Task directions
Return the complete listing that follows, with each line reproduced exactly.

[BEGIN]

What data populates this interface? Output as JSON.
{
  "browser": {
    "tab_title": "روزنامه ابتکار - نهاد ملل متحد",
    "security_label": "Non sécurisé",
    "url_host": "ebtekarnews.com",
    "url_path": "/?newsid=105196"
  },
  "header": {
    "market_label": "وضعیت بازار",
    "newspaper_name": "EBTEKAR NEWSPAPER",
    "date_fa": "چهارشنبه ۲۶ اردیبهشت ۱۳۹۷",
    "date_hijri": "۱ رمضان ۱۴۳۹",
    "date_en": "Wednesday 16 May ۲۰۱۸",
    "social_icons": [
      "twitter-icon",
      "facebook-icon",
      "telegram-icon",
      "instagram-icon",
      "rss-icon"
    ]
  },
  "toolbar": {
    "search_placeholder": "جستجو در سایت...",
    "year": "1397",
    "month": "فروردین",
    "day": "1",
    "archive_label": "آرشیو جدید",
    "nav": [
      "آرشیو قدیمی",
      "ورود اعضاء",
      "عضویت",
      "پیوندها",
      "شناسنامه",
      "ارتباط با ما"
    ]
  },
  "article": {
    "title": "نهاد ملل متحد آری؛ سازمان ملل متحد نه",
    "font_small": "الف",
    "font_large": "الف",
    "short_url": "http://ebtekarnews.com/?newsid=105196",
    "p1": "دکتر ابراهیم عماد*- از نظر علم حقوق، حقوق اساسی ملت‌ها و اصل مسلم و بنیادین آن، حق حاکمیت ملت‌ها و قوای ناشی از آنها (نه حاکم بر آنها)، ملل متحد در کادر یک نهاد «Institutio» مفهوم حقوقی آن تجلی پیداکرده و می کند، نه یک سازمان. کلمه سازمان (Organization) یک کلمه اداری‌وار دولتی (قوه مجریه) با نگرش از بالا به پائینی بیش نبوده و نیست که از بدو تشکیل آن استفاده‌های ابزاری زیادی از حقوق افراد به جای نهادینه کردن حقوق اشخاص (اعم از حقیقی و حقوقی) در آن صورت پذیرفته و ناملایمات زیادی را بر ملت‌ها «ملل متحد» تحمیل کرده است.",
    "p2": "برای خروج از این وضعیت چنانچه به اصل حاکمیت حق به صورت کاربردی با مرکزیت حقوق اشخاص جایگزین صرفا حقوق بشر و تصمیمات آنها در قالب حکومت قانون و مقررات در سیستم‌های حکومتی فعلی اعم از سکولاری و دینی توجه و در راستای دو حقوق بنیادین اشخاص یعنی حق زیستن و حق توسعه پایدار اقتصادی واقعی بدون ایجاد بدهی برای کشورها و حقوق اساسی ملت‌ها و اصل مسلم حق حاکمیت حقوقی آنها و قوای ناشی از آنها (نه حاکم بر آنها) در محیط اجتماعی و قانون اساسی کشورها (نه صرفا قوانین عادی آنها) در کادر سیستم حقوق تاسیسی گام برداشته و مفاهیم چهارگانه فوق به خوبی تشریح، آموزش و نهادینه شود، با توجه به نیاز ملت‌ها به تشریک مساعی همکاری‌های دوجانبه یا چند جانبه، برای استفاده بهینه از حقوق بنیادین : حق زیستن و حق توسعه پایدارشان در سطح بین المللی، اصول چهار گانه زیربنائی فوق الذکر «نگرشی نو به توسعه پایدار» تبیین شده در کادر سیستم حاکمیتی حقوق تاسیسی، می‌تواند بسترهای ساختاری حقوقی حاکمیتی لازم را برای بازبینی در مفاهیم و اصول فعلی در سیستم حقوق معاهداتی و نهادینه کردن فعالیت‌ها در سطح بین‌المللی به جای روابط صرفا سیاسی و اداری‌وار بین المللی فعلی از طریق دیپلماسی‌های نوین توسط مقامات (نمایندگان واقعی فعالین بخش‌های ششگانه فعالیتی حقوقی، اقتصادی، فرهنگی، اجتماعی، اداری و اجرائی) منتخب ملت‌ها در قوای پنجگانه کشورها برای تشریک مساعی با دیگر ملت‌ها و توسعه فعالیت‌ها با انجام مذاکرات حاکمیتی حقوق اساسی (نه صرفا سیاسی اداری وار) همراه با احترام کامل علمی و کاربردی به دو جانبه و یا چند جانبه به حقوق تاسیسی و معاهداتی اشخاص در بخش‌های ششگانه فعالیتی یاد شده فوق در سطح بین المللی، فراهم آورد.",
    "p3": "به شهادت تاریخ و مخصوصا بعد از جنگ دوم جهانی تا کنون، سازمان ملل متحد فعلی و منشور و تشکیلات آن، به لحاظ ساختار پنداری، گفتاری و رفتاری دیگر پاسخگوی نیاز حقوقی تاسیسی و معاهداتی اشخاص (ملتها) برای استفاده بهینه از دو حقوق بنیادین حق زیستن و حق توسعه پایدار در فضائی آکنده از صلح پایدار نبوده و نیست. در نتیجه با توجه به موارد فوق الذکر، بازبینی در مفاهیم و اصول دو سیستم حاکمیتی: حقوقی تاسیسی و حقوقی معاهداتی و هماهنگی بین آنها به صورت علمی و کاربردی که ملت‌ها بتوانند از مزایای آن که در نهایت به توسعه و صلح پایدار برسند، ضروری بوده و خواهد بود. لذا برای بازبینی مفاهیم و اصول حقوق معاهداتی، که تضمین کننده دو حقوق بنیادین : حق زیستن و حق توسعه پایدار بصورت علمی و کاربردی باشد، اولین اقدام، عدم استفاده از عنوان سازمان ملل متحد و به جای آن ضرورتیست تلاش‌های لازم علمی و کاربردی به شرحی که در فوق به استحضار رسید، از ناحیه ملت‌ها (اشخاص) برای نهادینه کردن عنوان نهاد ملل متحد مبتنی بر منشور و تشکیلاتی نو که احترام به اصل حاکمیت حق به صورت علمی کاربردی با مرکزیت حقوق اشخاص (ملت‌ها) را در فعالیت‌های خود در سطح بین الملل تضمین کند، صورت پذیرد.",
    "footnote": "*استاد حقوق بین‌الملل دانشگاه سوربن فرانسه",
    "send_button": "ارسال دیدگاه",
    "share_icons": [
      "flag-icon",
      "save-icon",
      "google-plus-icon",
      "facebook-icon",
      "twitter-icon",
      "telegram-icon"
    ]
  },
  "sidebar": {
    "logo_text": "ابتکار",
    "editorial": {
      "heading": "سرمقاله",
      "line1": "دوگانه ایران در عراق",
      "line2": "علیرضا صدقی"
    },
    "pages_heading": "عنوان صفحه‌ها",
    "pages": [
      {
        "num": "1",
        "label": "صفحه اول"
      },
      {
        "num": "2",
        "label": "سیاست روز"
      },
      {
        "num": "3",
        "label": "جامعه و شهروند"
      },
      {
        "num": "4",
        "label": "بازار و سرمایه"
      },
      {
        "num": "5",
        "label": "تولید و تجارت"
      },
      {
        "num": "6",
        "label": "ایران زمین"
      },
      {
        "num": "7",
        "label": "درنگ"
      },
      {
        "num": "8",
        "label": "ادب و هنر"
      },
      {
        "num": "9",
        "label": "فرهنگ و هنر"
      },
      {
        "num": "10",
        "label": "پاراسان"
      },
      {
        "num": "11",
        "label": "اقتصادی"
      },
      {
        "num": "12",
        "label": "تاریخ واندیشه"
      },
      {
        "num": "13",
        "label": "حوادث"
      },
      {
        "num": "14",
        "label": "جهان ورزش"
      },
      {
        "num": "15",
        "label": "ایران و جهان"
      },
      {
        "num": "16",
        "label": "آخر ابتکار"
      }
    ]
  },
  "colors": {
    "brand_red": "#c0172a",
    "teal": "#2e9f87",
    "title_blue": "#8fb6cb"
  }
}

[END]

Answer to the task
What data populates this interface? Output as JSON.
{
  "browser": {
    "tab_title": "روزنامه ابتکار - نهاد ملل متحد",
    "security_label": "Non sécurisé",
    "url_host": "ebtekarnews.com",
    "url_path": "/?newsid=105196"
  },
  "header": {
    "market_label": "وضعیت بازار",
    "newspaper_name": "EBTEKAR NEWSPAPER",
    "date_fa": "چهارشنبه ۲۶ اردیبهشت ۱۳۹۷",
    "date_hijri": "۱ رمضان ۱۴۳۹",
    "date_en": "Wednesday 16 May ۲۰۱۸",
    "social_icons": [
      "twitter-icon",
      "facebook-icon",
      "telegram-icon",
      "instagram-icon",
      "rss-icon"
    ]
  },
  "toolbar": {
    "search_placeholder": "جستجو در سایت...",
    "year": "1397",
    "month": "فروردین",
    "day": "1",
    "archive_label": "آرشیو جدید",
    "nav": [
      "آرشیو قدیمی",
      "ورود اعضاء",
      "عضویت",
      "پیوندها",
      "شناسنامه",
      "ارتباط با ما"
    ]
  },
  "article": {
    "title": "نهاد ملل متحد آری؛ سازمان ملل متحد نه",
    "font_small": "الف",
    "font_large": "الف",
    "short_url": "http://ebtekarnews.com/?newsid=105196",
    "p1": "دکتر ابراهیم عماد*- از نظر علم حقوق، حقوق اساسی ملت‌ها و اصل مسلم و بنیادین آن، حق حاکمیت ملت‌ها و قوای ناشی از آنها (نه حاکم بر آنها)، ملل متحد در کادر یک نهاد «Institutio» مفهوم حقوقی آن تجلی پیداکرده و می کند، نه یک سازمان. کلمه سازمان (Organization) یک کلمه اداری‌وار دولتی (قوه مجریه) با نگرش از بالا به پائینی بیش نبوده و نیست که از بدو تشکیل آن استفاده‌های ابزاری زیادی از حقوق افراد به جای نهادینه کردن حقوق اشخاص (اعم از حقیقی و حقوقی) در آن صورت پذیرفته و ناملایمات زیادی را بر ملت‌ها «ملل متحد» تحمیل کرده است.",
    "p2": "برای خروج از این وضعیت چنانچه به اصل حاکمیت حق به صورت کاربردی با مرکزیت حقوق اشخاص جایگزین صرفا حقوق بشر و تصمیمات آنها در قالب حکومت قانون و مقررات در سیستم‌های حکومتی فعلی اعم از سکولاری و دینی توجه و در راستای دو حقوق بنیادین اشخاص یعنی حق زیستن و حق توسعه پایدار اقتصادی واقعی بدون ایجاد بدهی برای کشورها و حقوق اساسی ملت‌ها و اصل مسلم حق حاکمیت حقوقی آنها و قوای ناشی از آنها (نه حاکم بر آنها) در محیط اجتماعی و قانون اساسی کشورها (نه صرفا قوانین عادی آنها) در کادر سیستم حقوق تاسیسی گام برداشته و مفاهیم چهارگانه فوق به خوبی تشریح، آموزش و نهادینه شود، با توجه به نیاز ملت‌ها به تشریک مساعی همکاری‌های دوجانبه یا چند جانبه، برای استفاده بهینه از حقوق بنیادین : حق زیستن و حق توسعه پایدارشان در سطح بین المللی، اصول چهار گانه زیربنائی فوق الذکر «نگرشی نو به توسعه پایدار» تبیین شده در کادر سیستم حاکمیتی حقوق تاسیسی، می‌تواند بسترهای ساختاری حقوقی حاکمیتی لازم را برای بازبینی در مفاهیم و اصول فعلی در سیستم حقوق معاهداتی و نهادینه کردن فعالیت‌ها در سطح بین‌المللی به جای روابط صرفا سیاسی و اداری‌وار بین المللی فعلی از طریق دیپلماسی‌های نوین توسط مقامات (نمایندگان واقعی فعالین بخش‌های ششگانه فعالیتی حقوقی، اقتصادی، فرهنگی، اجتماعی، اداری و اجرائی) منتخب ملت‌ها در قوای پنجگانه کشورها برای تشریک مساعی با دیگر ملت‌ها و توسعه فعالیت‌ها با انجام مذاکرات حاکمیتی حقوق اساسی (نه صرفا سیاسی اداری وار) همراه با احترام کامل علمی و کاربردی به دو جانبه و یا چند جانبه به حقوق تاسیسی و معاهداتی اشخاص در بخش‌های ششگانه فعالیتی یاد شده فوق در سطح بین المللی، فراهم آورد.",
    "p3": "به شهادت تاریخ و مخصوصا بعد از جنگ دوم جهانی تا کنون، سازمان ملل متحد فعلی و منشور و تشکیلات آن، به لحاظ ساختار پنداری، گفتاری و رفتاری دیگر پاسخگوی نیاز حقوقی تاسیسی و معاهداتی اشخاص (ملتها) برای استفاده بهینه از دو حقوق بنیادین حق زیستن و حق توسعه پایدار در فضائی آکنده از صلح پایدار نبوده و نیست. در نتیجه با توجه به موارد فوق الذکر، بازبینی در مفاهیم و اصول دو سیستم حاکمیتی: حقوقی تاسیسی و حقوقی معاهداتی و هماهنگی بین آنها به صورت علمی و کاربردی که ملت‌ها بتوانند از مزایای آن که در نهایت به توسعه و صلح پایدار برسند، ضروری بوده و خواهد بود. لذا برای بازبینی مفاهیم و اصول حقوق معاهداتی، که تضمین کننده دو حقوق بنیادین : حق زیستن و حق توسعه پایدار بصورت علمی و کاربردی باشد، اولین اقدام، عدم استفاده از عنوان سازمان ملل متحد و به جای آن ضرورتیست تلاش‌های لازم علمی و کاربردی به شرحی که در فوق به استحضار رسید، از ناحیه ملت‌ها (اشخاص) برای نهادینه کردن عنوان نهاد ملل متحد مبتنی بر منشور و تشکیلاتی نو که احترام به اصل حاکمیت حق به صورت علمی کاربردی با مرکزیت حقوق اشخاص (ملت‌ها) را در فعالیت‌های خود در سطح بین الملل تضمین کند، صورت پذیرد.",
    "footnote": "*استاد حقوق بین‌الملل دانشگاه سوربن فرانسه",
    "send_button": "ارسال دیدگاه",
    "share_icons": [
      "flag-icon",
      "save-icon",
      "google-plus-icon",
      "facebook-icon",
      "twitter-icon",
      "telegram-icon"
    ]
  },
  "sidebar": {
    "logo_text": "ابتکار",
    "editorial": {
      "heading": "سرمقاله",
      "line1": "دوگانه ایران در عراق",
      "line2": "علیرضا صدقی"
    },
    "pages_heading": "عنوان صفحه‌ها",
    "pages": [
      {
        "num": "1",
        "label": "صفحه اول"
      },
      {
        "num": "2",
        "label": "سیاست روز"
      },
      {
        "num": "3",
        "label": "جامعه و شهروند"
      },
      {
        "num": "4",
        "label": "بازار و سرمایه"
      },
      {
        "num": "5",
        "label": "تولید و تجارت"
      },
      {
        "num": "6",
        "label": "ایران زمین"
      },
      {
        "num": "7",
        "label": "درنگ"
      },
      {
        "num": "8",
        "label": "ادب و هنر"
      },
      {
        "num": "9",
        "label": "فرهنگ و هنر"
      },
      {
        "num": "10",
        "label": "پاراسان"
      },
      {
        "num": "11",
        "label": "اقتصادی"
      },
      {
        "num": "12",
        "label": "تاریخ واندیشه"
      },
      {
        "num": "13",
        "label": "حوادث"
      },
      {
        "num": "14",
        "label": "جهان ورزش"
      },
      {
        "num": "15",
        "label": "ایران و جهان"
      },
      {
        "num": "16",
        "label": "آخر ابتکار"
      }
    ]
  },
  "colors": {
    "brand_red": "#c0172a",
    "teal": "#2e9f87",
    "title_blue": "#8fb6cb"
  }
}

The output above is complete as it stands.